• _Written request_
Extract the stretch of the data from the line containing "extract all elements" through the line containing "300, 378, 325]", both included, and reproduce those lines exactly. Leave the pictures out of your answer.

• _Excerpt from a dataset_

<<<<

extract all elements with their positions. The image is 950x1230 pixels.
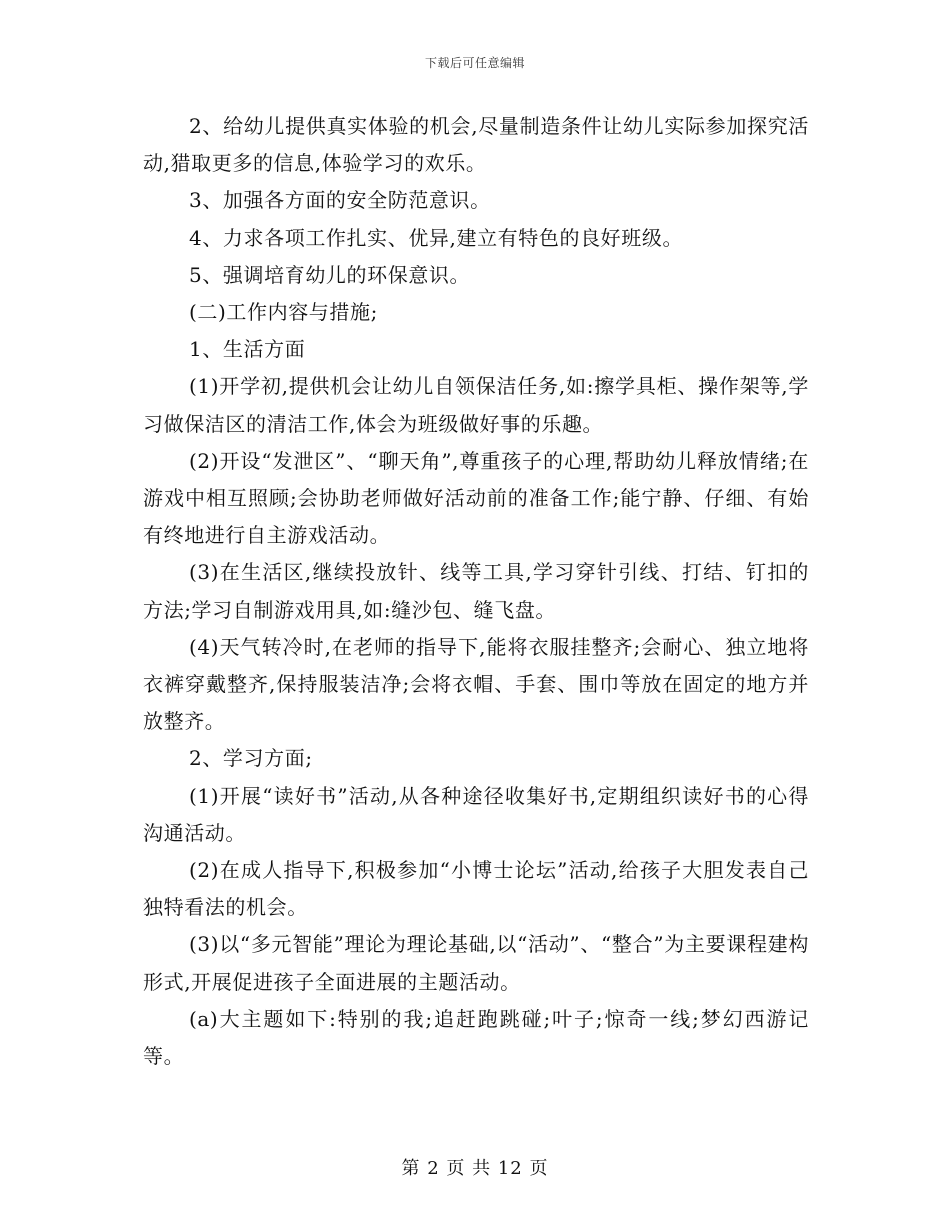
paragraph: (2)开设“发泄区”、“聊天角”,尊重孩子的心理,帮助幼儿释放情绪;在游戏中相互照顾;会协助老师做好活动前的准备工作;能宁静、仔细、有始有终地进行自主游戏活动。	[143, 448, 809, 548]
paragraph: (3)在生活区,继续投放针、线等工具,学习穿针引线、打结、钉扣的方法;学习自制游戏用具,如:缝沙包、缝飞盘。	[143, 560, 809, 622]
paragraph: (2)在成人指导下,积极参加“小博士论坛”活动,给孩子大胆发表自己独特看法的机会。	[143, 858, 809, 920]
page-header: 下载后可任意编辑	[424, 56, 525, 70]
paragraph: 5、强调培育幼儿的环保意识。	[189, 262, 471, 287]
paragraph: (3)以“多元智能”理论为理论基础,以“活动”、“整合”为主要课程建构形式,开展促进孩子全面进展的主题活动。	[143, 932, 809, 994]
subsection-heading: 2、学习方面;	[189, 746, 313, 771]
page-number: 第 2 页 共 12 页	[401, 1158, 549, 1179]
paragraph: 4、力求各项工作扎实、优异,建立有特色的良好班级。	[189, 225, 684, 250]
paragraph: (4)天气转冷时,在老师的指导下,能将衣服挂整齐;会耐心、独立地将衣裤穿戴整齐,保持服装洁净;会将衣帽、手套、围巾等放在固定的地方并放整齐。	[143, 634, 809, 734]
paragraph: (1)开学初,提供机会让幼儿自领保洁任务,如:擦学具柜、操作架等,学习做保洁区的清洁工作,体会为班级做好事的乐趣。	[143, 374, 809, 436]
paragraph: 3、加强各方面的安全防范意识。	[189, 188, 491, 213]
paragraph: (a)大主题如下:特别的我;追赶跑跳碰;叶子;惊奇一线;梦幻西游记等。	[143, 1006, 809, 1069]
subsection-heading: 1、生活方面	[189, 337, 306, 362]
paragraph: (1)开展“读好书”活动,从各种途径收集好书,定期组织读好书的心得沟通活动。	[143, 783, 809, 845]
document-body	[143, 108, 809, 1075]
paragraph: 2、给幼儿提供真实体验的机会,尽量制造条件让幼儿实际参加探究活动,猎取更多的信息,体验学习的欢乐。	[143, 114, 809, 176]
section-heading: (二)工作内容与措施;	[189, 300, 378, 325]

>>>>
<<<<

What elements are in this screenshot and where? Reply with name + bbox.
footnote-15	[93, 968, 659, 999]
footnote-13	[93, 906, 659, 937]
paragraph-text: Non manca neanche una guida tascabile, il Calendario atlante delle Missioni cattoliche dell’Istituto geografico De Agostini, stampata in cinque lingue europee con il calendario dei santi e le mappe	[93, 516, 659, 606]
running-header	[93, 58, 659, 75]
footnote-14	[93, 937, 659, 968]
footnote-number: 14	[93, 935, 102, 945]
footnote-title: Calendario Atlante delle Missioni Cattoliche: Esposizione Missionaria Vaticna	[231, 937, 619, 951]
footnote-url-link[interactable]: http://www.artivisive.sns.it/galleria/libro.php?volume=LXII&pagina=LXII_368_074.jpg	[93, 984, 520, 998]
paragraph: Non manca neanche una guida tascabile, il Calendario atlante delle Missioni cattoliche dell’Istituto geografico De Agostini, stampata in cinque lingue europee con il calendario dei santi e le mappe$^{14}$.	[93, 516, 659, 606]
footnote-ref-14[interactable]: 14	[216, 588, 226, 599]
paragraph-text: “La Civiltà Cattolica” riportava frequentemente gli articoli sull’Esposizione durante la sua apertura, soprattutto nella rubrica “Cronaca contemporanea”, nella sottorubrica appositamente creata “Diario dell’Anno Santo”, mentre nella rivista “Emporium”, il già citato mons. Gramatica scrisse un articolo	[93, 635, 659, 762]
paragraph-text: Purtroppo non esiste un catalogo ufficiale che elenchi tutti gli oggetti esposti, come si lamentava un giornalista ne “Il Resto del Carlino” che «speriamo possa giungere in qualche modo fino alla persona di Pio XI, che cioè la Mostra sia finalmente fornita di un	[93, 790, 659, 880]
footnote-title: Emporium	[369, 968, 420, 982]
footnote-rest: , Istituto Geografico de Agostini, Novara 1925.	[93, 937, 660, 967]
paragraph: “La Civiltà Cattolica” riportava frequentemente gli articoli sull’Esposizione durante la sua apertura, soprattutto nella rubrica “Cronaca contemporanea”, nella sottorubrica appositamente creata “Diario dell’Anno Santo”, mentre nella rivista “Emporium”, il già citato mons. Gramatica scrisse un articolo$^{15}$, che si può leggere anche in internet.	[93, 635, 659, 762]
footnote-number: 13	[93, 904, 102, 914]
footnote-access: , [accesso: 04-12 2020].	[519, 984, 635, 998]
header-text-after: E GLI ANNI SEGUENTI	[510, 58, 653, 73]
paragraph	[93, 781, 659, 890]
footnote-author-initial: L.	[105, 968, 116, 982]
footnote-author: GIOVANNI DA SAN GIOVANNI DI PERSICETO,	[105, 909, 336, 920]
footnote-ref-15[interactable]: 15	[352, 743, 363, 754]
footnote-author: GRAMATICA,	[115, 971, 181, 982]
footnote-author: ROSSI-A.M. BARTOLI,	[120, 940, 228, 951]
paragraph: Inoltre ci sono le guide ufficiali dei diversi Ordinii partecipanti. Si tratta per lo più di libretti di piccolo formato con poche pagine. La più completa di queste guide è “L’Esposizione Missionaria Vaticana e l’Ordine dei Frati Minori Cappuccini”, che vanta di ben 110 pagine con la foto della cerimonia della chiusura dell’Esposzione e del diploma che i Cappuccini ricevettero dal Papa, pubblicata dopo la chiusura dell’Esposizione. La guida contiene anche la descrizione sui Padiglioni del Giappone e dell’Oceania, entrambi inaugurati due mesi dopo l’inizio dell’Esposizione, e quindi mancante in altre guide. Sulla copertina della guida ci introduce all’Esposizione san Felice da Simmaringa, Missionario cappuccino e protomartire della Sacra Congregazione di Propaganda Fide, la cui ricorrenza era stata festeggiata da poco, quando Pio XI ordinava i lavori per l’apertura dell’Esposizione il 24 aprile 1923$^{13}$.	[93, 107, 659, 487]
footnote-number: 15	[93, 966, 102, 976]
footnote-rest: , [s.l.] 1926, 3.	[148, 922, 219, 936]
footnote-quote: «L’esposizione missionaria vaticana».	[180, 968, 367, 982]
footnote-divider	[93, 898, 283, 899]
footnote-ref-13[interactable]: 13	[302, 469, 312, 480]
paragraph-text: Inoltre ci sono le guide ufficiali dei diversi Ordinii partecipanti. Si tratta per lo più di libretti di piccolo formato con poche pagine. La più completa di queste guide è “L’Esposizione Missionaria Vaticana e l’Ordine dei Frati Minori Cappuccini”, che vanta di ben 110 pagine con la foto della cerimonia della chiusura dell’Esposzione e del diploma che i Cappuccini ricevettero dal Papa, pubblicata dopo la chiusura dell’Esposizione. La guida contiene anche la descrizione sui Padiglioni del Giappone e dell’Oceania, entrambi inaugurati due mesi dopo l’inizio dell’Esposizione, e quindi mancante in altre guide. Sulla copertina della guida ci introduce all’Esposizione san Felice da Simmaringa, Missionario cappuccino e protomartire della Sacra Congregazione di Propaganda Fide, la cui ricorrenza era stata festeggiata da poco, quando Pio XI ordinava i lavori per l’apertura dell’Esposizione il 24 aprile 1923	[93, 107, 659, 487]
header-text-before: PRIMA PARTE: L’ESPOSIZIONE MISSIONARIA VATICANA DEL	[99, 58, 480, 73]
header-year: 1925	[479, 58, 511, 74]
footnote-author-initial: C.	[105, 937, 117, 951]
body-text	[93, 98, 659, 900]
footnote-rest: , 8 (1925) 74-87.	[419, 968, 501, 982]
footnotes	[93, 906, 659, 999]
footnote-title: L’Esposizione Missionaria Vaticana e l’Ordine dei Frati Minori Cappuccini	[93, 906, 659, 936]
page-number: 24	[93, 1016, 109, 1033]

>>>>
<<<<

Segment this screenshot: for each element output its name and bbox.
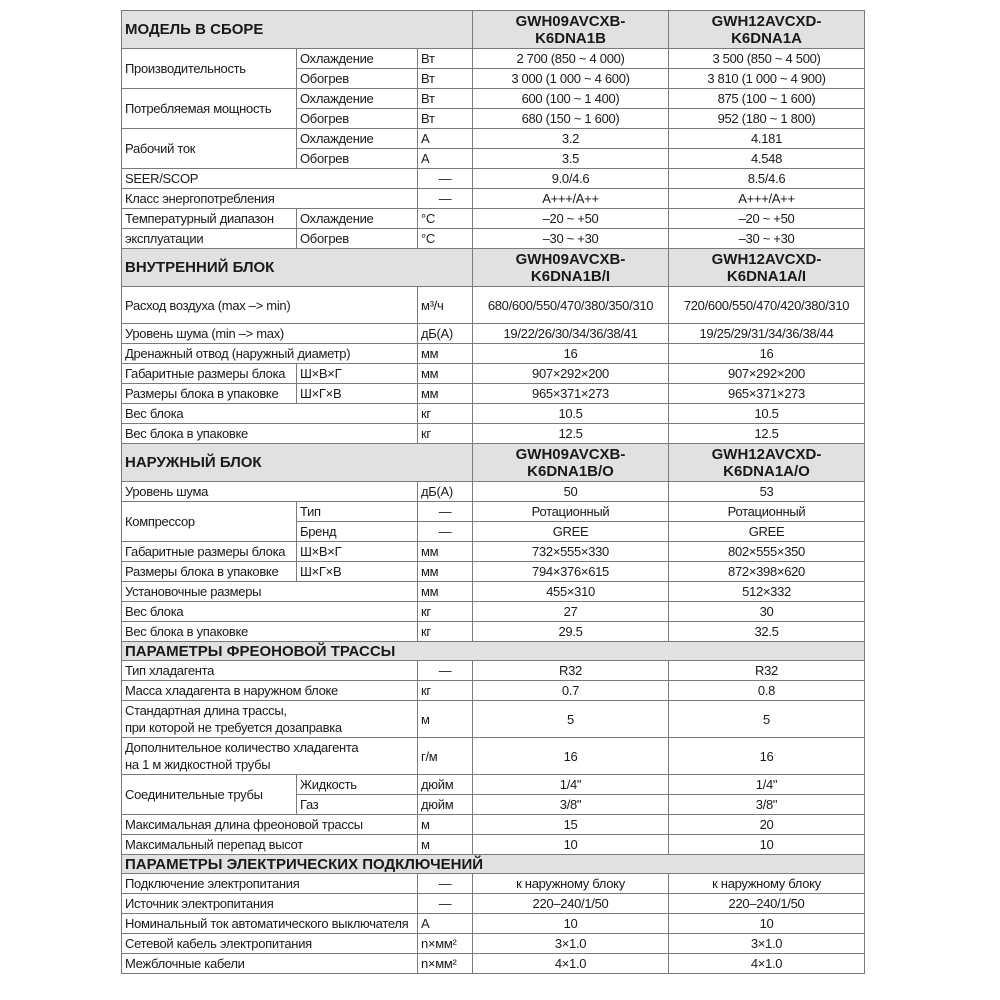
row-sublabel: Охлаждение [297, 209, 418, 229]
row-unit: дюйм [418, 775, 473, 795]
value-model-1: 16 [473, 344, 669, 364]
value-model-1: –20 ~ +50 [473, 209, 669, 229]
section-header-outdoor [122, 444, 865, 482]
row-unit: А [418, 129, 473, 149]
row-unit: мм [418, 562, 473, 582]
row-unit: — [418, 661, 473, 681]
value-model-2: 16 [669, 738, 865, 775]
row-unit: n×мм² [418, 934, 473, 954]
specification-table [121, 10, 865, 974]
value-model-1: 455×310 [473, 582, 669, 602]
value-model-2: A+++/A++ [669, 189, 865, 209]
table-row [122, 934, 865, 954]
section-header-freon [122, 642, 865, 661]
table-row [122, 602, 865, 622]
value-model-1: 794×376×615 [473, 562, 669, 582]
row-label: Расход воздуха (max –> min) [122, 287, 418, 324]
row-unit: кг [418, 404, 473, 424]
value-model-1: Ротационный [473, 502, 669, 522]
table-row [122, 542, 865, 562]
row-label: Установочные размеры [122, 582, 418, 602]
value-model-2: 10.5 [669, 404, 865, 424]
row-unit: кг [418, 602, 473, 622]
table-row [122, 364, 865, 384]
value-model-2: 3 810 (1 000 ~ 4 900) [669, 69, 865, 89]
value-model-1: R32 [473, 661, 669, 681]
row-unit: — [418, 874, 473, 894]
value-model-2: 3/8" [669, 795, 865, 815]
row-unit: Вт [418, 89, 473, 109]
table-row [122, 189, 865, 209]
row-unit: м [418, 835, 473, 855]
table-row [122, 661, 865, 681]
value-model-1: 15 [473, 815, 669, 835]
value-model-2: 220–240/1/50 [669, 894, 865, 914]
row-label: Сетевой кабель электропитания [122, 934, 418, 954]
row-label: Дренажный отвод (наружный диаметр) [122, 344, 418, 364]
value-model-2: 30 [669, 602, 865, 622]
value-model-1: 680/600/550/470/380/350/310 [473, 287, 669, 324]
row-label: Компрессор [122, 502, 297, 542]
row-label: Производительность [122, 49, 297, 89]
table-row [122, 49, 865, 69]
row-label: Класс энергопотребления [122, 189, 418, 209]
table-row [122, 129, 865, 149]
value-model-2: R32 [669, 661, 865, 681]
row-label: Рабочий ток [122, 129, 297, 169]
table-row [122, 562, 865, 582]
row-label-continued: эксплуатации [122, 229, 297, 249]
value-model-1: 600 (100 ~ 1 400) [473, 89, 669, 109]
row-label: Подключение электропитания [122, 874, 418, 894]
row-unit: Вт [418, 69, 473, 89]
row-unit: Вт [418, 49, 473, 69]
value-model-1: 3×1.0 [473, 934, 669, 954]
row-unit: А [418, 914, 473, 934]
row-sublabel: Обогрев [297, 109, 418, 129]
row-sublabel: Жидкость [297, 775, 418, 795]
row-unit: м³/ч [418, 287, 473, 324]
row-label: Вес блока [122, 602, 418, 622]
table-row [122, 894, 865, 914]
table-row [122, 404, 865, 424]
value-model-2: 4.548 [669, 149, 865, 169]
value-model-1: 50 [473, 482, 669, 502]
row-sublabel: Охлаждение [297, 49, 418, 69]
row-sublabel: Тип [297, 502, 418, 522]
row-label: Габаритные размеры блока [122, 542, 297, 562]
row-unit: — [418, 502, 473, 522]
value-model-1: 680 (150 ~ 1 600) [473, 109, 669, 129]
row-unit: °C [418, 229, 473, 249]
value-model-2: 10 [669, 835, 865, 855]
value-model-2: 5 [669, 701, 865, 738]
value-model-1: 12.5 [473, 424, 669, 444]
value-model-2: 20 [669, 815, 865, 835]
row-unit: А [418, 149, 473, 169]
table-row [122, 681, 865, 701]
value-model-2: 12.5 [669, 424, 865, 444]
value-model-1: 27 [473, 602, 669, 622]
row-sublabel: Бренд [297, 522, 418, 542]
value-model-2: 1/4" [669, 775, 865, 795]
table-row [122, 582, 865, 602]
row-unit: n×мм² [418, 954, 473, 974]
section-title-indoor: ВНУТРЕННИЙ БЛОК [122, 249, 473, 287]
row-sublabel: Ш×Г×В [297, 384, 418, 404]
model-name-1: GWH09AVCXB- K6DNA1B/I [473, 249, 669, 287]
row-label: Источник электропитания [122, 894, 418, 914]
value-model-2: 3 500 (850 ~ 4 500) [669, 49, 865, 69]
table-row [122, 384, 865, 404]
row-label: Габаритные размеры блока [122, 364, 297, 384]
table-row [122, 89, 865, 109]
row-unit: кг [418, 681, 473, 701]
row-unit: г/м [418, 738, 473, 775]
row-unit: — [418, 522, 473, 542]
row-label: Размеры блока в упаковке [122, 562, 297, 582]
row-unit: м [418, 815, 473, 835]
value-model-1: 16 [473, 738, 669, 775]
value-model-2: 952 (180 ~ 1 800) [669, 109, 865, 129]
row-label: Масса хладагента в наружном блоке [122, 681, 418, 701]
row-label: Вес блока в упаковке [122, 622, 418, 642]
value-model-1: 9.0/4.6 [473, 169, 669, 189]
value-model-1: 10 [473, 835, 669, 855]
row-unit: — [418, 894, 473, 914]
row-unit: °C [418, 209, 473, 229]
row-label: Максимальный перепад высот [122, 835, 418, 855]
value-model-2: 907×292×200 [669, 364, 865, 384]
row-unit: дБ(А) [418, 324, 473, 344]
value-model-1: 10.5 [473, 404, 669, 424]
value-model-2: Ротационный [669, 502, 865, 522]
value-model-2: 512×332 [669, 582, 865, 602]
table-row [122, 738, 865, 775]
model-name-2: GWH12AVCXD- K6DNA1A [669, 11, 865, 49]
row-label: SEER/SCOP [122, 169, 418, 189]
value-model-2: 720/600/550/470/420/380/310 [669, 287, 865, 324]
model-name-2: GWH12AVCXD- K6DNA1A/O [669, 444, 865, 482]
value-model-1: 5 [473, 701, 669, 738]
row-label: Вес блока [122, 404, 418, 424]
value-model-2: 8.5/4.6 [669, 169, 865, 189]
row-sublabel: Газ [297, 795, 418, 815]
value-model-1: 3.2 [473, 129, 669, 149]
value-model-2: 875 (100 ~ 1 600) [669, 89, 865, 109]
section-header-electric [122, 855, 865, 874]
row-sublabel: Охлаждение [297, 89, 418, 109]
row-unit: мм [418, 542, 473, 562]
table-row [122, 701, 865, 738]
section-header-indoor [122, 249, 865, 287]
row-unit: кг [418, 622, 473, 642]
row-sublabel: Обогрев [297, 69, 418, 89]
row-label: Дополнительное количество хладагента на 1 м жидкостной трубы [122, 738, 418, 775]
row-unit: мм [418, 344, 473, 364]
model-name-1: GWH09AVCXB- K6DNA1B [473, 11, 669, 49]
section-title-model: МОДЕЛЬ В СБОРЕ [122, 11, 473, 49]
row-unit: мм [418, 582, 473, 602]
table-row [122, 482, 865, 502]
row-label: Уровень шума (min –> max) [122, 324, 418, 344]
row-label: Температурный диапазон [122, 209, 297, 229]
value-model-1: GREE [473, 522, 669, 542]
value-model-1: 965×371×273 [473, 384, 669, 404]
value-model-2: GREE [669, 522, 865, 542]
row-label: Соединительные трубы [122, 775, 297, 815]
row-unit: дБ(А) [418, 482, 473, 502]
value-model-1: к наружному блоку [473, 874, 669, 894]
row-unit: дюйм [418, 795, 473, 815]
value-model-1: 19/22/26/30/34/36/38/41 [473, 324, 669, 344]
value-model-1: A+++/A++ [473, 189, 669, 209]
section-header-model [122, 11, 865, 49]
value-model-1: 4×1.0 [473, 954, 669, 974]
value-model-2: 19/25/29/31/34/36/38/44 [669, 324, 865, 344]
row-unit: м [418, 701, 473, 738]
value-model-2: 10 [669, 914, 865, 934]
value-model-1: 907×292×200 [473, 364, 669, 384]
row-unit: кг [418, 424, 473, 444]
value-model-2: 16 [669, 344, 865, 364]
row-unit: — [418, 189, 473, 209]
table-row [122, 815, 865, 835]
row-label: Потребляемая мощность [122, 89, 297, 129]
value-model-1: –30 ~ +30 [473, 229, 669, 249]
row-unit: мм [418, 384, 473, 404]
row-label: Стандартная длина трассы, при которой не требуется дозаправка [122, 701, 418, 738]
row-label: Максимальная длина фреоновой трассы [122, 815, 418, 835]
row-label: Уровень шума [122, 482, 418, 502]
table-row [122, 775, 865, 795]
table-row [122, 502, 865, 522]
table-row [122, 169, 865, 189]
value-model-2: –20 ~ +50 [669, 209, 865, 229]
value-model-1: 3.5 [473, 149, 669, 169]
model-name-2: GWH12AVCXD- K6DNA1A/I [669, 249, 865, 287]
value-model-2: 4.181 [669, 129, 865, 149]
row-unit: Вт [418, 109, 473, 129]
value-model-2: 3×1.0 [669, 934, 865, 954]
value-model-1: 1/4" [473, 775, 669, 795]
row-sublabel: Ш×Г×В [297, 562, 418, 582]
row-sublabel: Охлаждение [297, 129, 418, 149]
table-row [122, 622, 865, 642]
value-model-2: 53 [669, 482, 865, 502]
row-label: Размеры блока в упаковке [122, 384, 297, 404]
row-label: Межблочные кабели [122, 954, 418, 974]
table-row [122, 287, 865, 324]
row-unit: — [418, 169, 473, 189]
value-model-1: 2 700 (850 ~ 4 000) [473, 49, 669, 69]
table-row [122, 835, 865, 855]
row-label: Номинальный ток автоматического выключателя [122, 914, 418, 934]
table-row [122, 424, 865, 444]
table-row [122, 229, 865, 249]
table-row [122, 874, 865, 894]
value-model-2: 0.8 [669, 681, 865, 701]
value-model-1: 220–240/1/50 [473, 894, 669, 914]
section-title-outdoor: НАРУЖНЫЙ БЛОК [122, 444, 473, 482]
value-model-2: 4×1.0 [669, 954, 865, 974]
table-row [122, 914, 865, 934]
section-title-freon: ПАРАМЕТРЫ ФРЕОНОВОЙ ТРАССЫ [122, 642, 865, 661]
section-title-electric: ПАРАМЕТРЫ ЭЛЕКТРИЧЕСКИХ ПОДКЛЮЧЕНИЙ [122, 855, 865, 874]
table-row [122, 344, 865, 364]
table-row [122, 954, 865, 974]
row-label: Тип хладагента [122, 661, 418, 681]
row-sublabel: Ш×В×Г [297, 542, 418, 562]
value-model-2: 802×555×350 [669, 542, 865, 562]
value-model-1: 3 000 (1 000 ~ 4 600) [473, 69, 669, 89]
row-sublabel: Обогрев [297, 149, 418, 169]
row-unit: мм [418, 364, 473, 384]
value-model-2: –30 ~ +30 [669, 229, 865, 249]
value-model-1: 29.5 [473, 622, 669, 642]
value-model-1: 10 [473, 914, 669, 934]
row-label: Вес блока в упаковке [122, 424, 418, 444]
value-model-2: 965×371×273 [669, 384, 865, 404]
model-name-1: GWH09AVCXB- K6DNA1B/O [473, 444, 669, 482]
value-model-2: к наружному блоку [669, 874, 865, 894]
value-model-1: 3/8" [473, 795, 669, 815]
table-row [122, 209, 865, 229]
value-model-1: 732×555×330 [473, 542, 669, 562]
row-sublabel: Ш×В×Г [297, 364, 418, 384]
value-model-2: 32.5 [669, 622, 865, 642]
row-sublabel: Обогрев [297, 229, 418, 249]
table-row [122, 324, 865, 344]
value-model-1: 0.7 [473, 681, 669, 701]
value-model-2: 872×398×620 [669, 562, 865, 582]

>>>>

• _The output_
extract all elements with their positions. The image is 950x1230 pixels.
paragraph: (2)开设“发泄区”、“聊天角”,尊重孩子的心理,帮助幼儿释放情绪;在游戏中相互照顾;会协助老师做好活动前的准备工作;能宁静、仔细、有始有终地进行自主游戏活动。	[143, 448, 809, 548]
paragraph: (3)在生活区,继续投放针、线等工具,学习穿针引线、打结、钉扣的方法;学习自制游戏用具,如:缝沙包、缝飞盘。	[143, 560, 809, 622]
paragraph: (2)在成人指导下,积极参加“小博士论坛”活动,给孩子大胆发表自己独特看法的机会。	[143, 858, 809, 920]
page-header: 下载后可任意编辑	[424, 56, 525, 70]
paragraph: 5、强调培育幼儿的环保意识。	[189, 262, 471, 287]
paragraph: (3)以“多元智能”理论为理论基础,以“活动”、“整合”为主要课程建构形式,开展促进孩子全面进展的主题活动。	[143, 932, 809, 994]
subsection-heading: 2、学习方面;	[189, 746, 313, 771]
page-number: 第 2 页 共 12 页	[401, 1158, 549, 1179]
paragraph: 4、力求各项工作扎实、优异,建立有特色的良好班级。	[189, 225, 684, 250]
paragraph: (4)天气转冷时,在老师的指导下,能将衣服挂整齐;会耐心、独立地将衣裤穿戴整齐,保持服装洁净;会将衣帽、手套、围巾等放在固定的地方并放整齐。	[143, 634, 809, 734]
paragraph: (1)开学初,提供机会让幼儿自领保洁任务,如:擦学具柜、操作架等,学习做保洁区的清洁工作,体会为班级做好事的乐趣。	[143, 374, 809, 436]
paragraph: 3、加强各方面的安全防范意识。	[189, 188, 491, 213]
paragraph: (a)大主题如下:特别的我;追赶跑跳碰;叶子;惊奇一线;梦幻西游记等。	[143, 1006, 809, 1069]
subsection-heading: 1、生活方面	[189, 337, 306, 362]
paragraph: (1)开展“读好书”活动,从各种途径收集好书,定期组织读好书的心得沟通活动。	[143, 783, 809, 845]
document-body	[143, 108, 809, 1075]
paragraph: 2、给幼儿提供真实体验的机会,尽量制造条件让幼儿实际参加探究活动,猎取更多的信息,体验学习的欢乐。	[143, 114, 809, 176]
section-heading: (二)工作内容与措施;	[189, 300, 378, 325]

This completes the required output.